== The problem ==
Give the data a second time, exactly and in full.

Data entries:
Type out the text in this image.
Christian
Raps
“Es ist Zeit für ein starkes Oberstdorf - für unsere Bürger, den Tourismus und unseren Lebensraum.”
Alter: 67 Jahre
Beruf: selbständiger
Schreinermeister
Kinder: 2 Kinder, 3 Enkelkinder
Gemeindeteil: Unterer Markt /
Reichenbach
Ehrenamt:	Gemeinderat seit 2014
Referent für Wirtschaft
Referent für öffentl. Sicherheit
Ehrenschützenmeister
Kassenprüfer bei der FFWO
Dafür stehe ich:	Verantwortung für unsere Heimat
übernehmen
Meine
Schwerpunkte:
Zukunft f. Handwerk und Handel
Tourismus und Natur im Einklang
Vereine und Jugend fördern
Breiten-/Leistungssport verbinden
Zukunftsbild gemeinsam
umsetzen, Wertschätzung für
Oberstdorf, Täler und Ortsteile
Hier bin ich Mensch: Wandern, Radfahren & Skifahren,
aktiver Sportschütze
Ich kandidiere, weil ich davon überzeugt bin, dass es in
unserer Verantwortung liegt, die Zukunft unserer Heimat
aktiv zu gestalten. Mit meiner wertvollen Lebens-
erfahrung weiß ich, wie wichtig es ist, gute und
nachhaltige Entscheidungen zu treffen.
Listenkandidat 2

== Response ==
Type out the text in this image.
Christian
Raps
“Es ist Zeit für ein starkes Oberstdorf - für unsere Bürger, den Tourismus und unseren Lebensraum.”
Alter: 67 Jahre
Beruf: selbständiger
Schreinermeister
Kinder: 2 Kinder, 3 Enkelkinder
Gemeindeteil: Unterer Markt /
Reichenbach
Ehrenamt:	Gemeinderat seit 2014
Referent für Wirtschaft
Referent für öffentl. Sicherheit
Ehrenschützenmeister
Kassenprüfer bei der FFWO
Dafür stehe ich:	Verantwortung für unsere Heimat
übernehmen
Meine
Schwerpunkte:
Zukunft f. Handwerk und Handel
Tourismus und Natur im Einklang
Vereine und Jugend fördern
Breiten-/Leistungssport verbinden
Zukunftsbild gemeinsam
umsetzen, Wertschätzung für
Oberstdorf, Täler und Ortsteile
Hier bin ich Mensch: Wandern, Radfahren & Skifahren,
aktiver Sportschütze
Ich kandidiere, weil ich davon überzeugt bin, dass es in
unserer Verantwortung liegt, die Zukunft unserer Heimat
aktiv zu gestalten. Mit meiner wertvollen Lebens-
erfahrung weiß ich, wie wichtig es ist, gute und
nachhaltige Entscheidungen zu treffen.
Listenkandidat 2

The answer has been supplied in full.